Reproduce the full listing that appears beneath this instruction exactly.

Collection entries:
****************************************
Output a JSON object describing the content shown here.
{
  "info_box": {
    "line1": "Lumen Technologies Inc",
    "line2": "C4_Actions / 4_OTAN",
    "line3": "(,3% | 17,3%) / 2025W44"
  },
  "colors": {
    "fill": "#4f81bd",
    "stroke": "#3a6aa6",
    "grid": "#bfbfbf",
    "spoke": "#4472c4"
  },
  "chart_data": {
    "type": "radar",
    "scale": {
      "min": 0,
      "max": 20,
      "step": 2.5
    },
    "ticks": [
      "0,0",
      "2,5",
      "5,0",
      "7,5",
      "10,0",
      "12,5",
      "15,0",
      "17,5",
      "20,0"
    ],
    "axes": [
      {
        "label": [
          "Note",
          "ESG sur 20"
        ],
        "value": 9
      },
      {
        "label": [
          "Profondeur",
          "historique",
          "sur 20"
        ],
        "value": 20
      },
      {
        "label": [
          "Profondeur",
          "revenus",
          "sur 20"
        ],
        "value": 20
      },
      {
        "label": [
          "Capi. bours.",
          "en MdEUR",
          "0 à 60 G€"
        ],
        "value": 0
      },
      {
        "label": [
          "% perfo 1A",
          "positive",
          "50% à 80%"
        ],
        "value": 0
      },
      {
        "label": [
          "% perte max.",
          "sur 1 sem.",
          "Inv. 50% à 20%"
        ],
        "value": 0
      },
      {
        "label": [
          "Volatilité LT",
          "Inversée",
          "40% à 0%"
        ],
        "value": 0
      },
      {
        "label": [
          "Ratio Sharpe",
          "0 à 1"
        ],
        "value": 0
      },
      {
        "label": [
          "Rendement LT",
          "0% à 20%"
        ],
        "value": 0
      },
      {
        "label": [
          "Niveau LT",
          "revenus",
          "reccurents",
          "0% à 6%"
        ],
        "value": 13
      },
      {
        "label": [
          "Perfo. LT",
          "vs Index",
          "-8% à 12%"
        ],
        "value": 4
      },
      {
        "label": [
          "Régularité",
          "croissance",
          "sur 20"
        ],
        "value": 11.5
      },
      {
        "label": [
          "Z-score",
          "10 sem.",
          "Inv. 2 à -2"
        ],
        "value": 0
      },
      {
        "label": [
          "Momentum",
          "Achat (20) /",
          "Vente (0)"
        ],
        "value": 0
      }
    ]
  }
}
****************************************
## Solution to this task
Output a JSON object describing the content shown here.
{
  "info_box": {
    "line1": "Lumen Technologies Inc",
    "line2": "C4_Actions / 4_OTAN",
    "line3": "(,3% | 17,3%) / 2025W44"
  },
  "colors": {
    "fill": "#4f81bd",
    "stroke": "#3a6aa6",
    "grid": "#bfbfbf",
    "spoke": "#4472c4"
  },
  "chart_data": {
    "type": "radar",
    "scale": {
      "min": 0,
      "max": 20,
      "step": 2.5
    },
    "ticks": [
      "0,0",
      "2,5",
      "5,0",
      "7,5",
      "10,0",
      "12,5",
      "15,0",
      "17,5",
      "20,0"
    ],
    "axes": [
      {
        "label": [
          "Note",
          "ESG sur 20"
        ],
        "value": 9
      },
      {
        "label": [
          "Profondeur",
          "historique",
          "sur 20"
        ],
        "value": 20
      },
      {
        "label": [
          "Profondeur",
          "revenus",
          "sur 20"
        ],
        "value": 20
      },
      {
        "label": [
          "Capi. bours.",
          "en MdEUR",
          "0 à 60 G€"
        ],
        "value": 0
      },
      {
        "label": [
          "% perfo 1A",
          "positive",
          "50% à 80%"
        ],
        "value": 0
      },
      {
        "label": [
          "% perte max.",
          "sur 1 sem.",
          "Inv. 50% à 20%"
        ],
        "value": 0
      },
      {
        "label": [
          "Volatilité LT",
          "Inversée",
          "40% à 0%"
        ],
        "value": 0
      },
      {
        "label": [
          "Ratio Sharpe",
          "0 à 1"
        ],
        "value": 0
      },
      {
        "label": [
          "Rendement LT",
          "0% à 20%"
        ],
        "value": 0
      },
      {
        "label": [
          "Niveau LT",
          "revenus",
          "reccurents",
          "0% à 6%"
        ],
        "value": 13
      },
      {
        "label": [
          "Perfo. LT",
          "vs Index",
          "-8% à 12%"
        ],
        "value": 4
      },
      {
        "label": [
          "Régularité",
          "croissance",
          "sur 20"
        ],
        "value": 11.5
      },
      {
        "label": [
          "Z-score",
          "10 sem.",
          "Inv. 2 à -2"
        ],
        "value": 0
      },
      {
        "label": [
          "Momentum",
          "Achat (20) /",
          "Vente (0)"
        ],
        "value": 0
      }
    ]
  }
}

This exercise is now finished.